Records follow. Copy every line with "Parameter".

>> Start ENTRIES SHOWN

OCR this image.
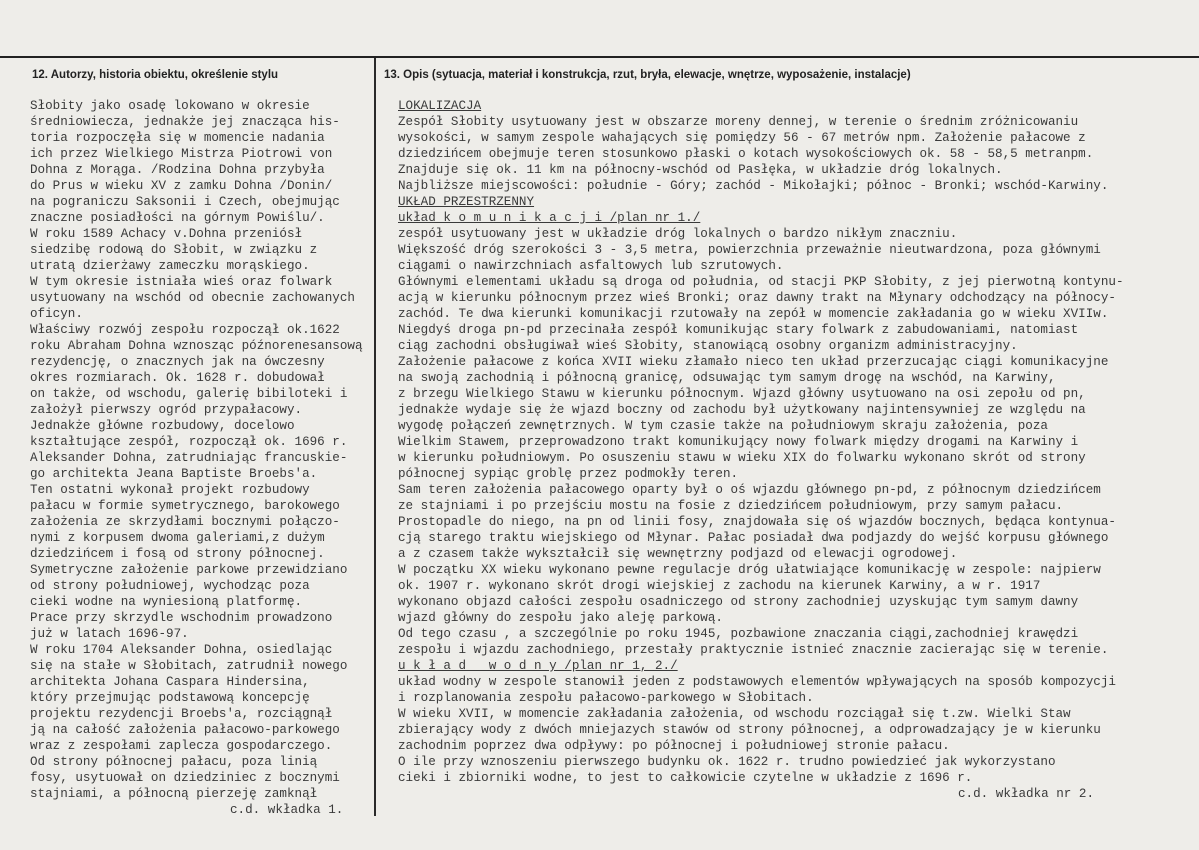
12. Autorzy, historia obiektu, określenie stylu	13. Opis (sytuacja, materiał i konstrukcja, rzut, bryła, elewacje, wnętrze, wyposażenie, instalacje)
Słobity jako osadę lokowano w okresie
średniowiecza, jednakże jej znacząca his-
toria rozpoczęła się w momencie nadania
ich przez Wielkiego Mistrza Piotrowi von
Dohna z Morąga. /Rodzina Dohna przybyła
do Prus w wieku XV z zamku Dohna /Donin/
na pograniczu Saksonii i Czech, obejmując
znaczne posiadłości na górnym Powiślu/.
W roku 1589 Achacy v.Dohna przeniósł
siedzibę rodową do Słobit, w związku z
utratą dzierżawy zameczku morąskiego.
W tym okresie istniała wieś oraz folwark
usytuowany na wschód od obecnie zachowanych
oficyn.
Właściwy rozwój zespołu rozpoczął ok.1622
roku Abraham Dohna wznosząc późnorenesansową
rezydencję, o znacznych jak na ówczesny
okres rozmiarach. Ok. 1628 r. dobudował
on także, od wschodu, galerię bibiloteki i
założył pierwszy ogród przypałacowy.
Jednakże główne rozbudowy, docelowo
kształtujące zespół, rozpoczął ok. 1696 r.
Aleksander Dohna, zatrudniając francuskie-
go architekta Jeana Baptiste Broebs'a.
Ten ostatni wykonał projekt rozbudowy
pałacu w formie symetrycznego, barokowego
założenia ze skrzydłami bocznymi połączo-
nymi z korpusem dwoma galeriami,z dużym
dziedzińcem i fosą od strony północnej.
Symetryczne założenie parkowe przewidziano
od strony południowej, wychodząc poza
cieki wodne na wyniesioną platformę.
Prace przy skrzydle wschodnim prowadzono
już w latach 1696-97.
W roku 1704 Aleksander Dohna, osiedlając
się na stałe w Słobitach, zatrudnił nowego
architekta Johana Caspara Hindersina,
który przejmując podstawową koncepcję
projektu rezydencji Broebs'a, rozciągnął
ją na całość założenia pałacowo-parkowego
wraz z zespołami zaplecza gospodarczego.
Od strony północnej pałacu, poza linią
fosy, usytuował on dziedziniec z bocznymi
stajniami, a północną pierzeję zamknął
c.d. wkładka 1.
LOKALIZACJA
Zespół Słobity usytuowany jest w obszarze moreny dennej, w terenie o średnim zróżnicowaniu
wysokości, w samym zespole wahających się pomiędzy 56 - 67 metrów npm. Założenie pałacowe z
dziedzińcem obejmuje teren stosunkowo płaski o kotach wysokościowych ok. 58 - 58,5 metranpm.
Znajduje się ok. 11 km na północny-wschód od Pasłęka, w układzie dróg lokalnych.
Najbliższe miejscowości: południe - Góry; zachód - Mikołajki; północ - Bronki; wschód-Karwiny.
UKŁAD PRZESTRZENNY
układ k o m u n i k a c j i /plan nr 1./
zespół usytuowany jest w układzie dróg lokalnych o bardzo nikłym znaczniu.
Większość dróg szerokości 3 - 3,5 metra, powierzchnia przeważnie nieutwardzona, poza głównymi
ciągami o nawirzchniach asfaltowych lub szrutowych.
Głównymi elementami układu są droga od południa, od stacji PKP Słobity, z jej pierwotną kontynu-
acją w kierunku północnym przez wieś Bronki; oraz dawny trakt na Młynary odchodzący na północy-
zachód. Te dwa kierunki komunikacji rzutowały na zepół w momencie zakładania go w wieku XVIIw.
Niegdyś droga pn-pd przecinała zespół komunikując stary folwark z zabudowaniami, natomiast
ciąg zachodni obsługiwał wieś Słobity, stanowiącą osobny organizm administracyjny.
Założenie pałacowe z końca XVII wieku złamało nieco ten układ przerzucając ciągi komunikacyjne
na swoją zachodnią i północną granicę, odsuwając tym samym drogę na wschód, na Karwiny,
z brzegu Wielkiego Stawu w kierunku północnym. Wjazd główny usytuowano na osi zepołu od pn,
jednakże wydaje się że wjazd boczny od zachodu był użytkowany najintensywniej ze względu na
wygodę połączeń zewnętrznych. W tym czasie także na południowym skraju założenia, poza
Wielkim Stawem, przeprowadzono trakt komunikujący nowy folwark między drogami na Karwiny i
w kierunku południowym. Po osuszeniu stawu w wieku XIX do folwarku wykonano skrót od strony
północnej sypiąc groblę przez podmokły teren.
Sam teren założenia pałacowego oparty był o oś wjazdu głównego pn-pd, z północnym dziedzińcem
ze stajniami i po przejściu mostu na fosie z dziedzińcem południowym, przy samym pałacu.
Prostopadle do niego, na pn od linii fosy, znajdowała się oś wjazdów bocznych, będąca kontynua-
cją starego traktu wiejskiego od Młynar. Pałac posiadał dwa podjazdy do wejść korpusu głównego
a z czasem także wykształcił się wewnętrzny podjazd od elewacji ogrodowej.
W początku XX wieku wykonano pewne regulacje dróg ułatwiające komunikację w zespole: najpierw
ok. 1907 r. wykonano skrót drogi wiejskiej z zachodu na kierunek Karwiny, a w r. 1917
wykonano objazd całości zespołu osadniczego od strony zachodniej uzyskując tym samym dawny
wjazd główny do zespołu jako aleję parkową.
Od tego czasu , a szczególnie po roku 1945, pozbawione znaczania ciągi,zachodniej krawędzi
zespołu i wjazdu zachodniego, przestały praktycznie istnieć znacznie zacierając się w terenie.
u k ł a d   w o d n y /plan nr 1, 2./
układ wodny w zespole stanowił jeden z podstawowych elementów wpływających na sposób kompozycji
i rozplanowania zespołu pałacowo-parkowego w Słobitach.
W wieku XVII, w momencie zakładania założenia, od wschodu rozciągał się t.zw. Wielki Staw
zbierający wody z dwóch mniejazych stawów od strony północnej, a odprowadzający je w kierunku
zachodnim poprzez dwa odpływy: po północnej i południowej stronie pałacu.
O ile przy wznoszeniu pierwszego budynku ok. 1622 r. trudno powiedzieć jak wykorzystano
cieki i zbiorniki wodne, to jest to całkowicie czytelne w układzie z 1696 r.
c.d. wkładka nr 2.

>> End ENTRIES SHOWN
>> Start ENTRIES SHOWN

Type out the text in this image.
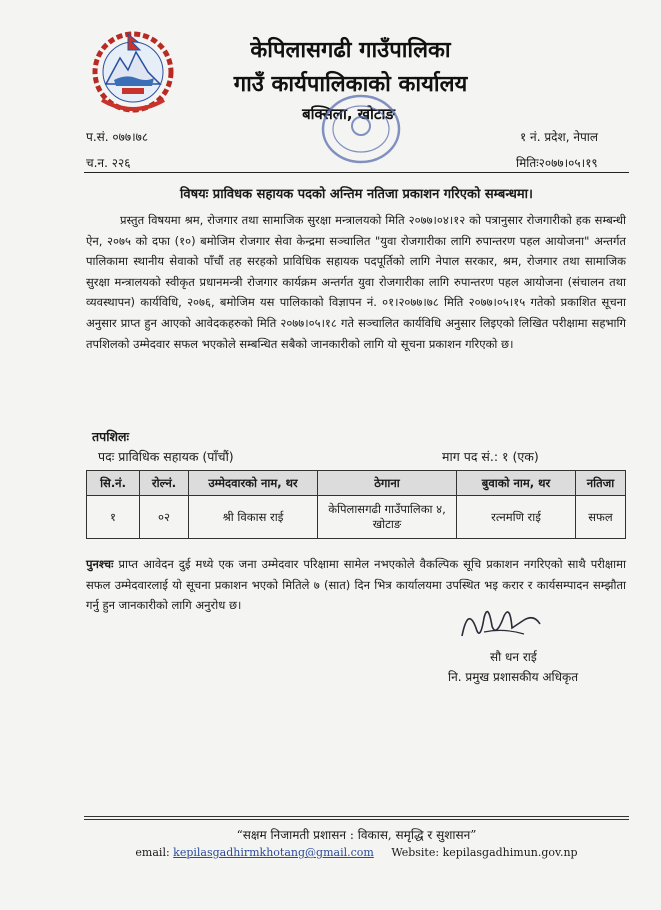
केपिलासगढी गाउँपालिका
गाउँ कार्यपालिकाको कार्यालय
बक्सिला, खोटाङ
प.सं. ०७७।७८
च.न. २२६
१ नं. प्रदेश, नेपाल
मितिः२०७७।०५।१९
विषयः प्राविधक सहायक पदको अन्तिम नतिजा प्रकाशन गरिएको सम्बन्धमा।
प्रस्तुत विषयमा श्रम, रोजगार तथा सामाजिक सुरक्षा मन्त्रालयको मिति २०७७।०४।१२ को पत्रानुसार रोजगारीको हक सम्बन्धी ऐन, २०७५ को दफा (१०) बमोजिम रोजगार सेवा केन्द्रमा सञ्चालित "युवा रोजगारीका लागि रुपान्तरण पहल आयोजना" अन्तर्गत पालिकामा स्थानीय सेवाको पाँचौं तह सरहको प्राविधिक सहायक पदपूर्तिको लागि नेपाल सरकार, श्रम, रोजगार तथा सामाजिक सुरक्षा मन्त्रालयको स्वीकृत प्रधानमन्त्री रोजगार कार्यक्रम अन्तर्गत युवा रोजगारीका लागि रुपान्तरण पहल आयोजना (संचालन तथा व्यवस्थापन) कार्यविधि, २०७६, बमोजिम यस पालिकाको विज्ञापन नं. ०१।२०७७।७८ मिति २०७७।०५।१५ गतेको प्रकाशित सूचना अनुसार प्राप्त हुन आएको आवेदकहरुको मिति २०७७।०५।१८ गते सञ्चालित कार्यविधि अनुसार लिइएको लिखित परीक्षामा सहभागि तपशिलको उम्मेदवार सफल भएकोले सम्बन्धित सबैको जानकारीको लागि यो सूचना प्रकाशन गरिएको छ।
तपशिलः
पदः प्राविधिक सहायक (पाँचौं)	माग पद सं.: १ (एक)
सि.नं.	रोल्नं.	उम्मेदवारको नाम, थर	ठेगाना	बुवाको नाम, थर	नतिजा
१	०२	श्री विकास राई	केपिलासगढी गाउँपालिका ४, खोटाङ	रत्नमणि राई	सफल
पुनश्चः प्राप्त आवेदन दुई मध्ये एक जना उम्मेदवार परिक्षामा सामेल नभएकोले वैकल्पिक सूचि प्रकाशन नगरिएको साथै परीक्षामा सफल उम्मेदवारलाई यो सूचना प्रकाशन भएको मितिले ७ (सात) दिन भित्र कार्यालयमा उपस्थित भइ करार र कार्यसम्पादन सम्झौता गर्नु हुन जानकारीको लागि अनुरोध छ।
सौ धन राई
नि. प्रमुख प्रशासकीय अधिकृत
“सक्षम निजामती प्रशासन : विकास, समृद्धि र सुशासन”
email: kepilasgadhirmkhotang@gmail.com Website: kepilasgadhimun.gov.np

>> End ENTRIES SHOWN
>> Start ENTRIES SHOWN

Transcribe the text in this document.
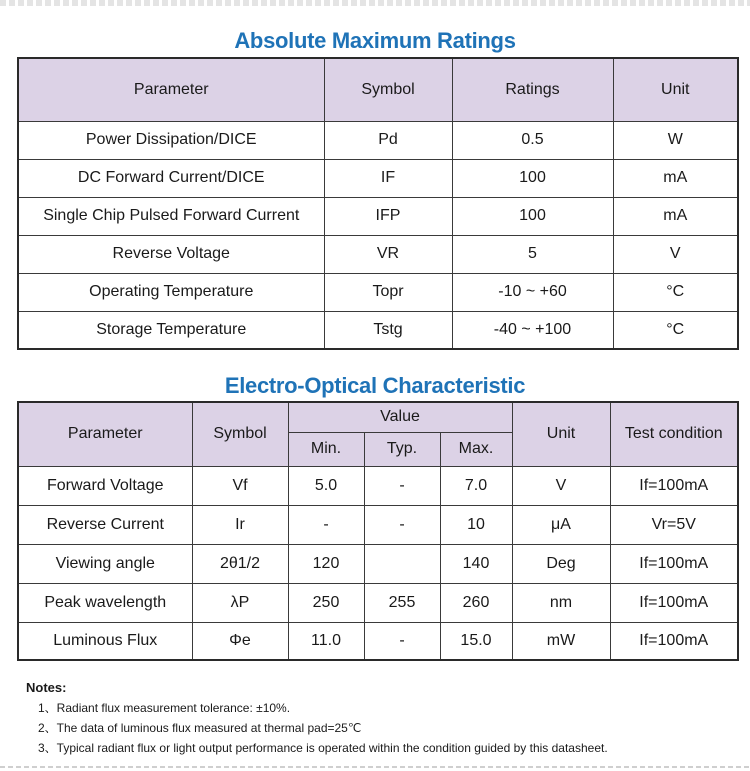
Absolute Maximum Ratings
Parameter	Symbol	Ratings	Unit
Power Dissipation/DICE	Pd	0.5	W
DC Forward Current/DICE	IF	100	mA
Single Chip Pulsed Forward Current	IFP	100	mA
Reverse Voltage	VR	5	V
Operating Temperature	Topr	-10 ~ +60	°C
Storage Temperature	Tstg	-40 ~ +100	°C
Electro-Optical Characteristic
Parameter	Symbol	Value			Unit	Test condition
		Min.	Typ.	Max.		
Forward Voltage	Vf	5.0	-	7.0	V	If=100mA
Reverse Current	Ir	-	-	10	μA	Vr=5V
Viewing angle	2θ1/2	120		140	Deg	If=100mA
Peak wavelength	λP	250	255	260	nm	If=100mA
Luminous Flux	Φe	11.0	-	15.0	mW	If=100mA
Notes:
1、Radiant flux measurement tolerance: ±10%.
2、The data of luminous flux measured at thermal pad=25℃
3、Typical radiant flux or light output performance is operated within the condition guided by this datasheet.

>> End ENTRIES SHOWN

## RIGHT ANSWER
Parameter	Symbol	Ratings	Unit
Parameter	Symbol	Value			Unit	Test condition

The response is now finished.